**DIRECTION**
Identify all lines of the data containing the string "books" and copy them.

== STORED ROWS

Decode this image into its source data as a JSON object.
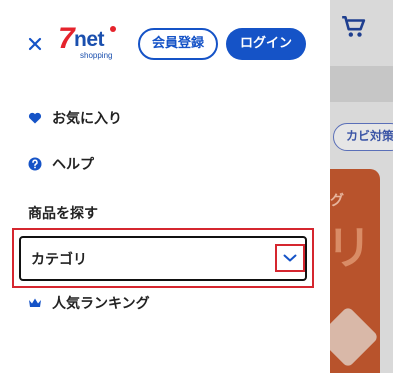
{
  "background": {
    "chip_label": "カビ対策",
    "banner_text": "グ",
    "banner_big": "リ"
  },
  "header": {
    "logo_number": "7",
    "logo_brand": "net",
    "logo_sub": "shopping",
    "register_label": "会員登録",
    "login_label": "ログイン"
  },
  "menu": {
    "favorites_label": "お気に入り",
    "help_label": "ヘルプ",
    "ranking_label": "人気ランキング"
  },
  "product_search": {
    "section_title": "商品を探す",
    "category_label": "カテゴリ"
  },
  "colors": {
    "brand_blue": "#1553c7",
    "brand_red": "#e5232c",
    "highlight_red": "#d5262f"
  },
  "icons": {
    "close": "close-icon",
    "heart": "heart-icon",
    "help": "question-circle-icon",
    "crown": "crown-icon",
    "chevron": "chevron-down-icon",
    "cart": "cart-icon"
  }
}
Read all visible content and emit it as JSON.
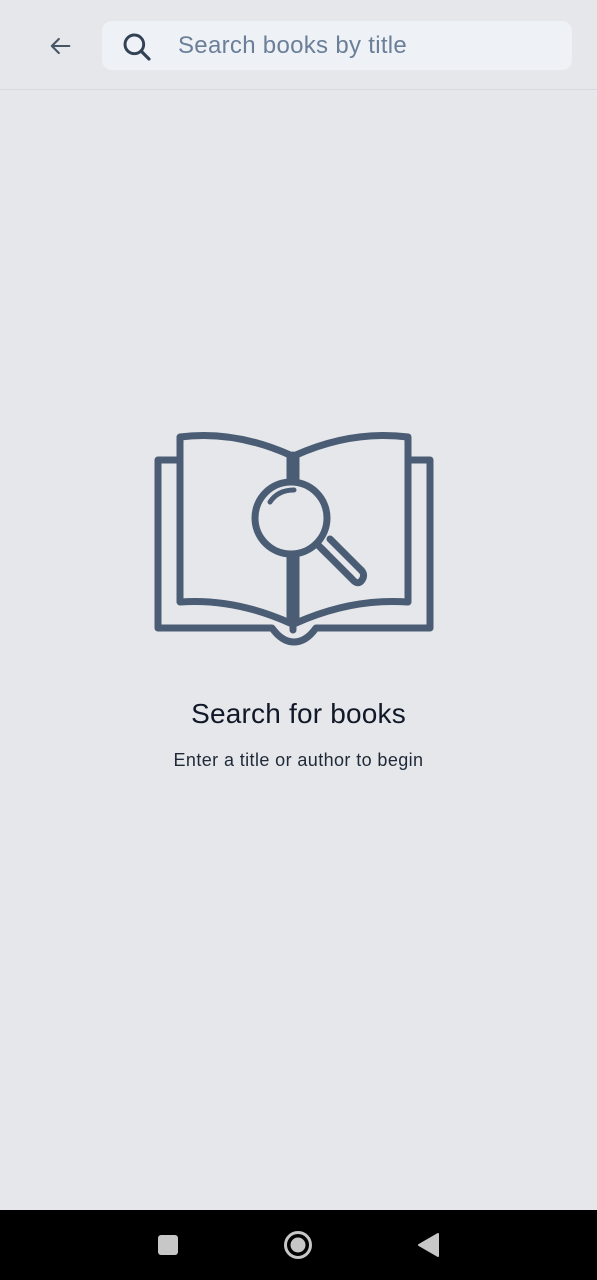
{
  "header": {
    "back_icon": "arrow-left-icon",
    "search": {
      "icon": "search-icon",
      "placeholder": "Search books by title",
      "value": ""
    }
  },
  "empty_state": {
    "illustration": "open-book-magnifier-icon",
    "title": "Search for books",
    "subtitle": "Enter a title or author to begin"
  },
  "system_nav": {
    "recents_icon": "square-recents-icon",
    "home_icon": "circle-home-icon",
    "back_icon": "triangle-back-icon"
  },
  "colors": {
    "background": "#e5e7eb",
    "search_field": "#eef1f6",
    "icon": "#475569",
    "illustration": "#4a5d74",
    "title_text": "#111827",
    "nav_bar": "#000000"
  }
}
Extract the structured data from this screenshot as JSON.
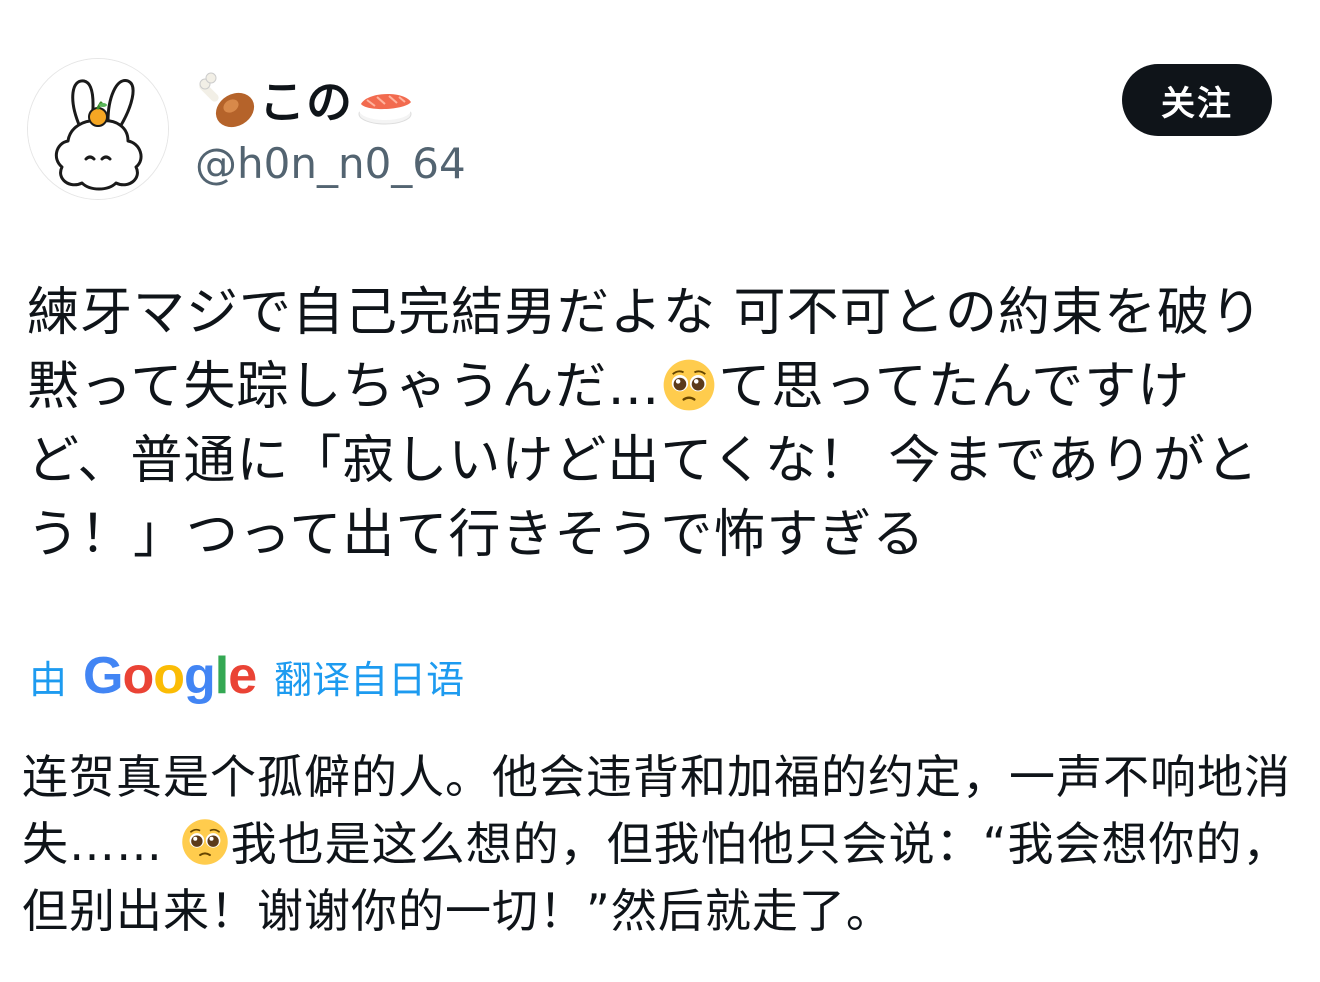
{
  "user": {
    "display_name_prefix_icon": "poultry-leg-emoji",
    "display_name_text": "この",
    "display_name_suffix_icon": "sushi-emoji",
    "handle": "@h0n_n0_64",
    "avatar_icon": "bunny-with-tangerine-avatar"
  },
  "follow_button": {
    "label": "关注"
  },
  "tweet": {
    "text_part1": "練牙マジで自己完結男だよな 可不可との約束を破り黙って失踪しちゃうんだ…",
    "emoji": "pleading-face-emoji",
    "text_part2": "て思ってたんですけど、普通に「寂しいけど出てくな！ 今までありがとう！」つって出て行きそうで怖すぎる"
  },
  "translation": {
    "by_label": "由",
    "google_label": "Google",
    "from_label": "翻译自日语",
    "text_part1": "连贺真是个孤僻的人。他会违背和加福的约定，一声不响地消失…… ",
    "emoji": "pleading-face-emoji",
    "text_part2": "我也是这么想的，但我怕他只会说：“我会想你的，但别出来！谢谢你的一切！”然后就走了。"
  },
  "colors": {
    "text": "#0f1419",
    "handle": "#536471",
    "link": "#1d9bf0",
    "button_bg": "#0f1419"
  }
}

====

**RESULT FOR THIS TASK**
      "placeholder": "Search books by title",
    "title": "Search for books",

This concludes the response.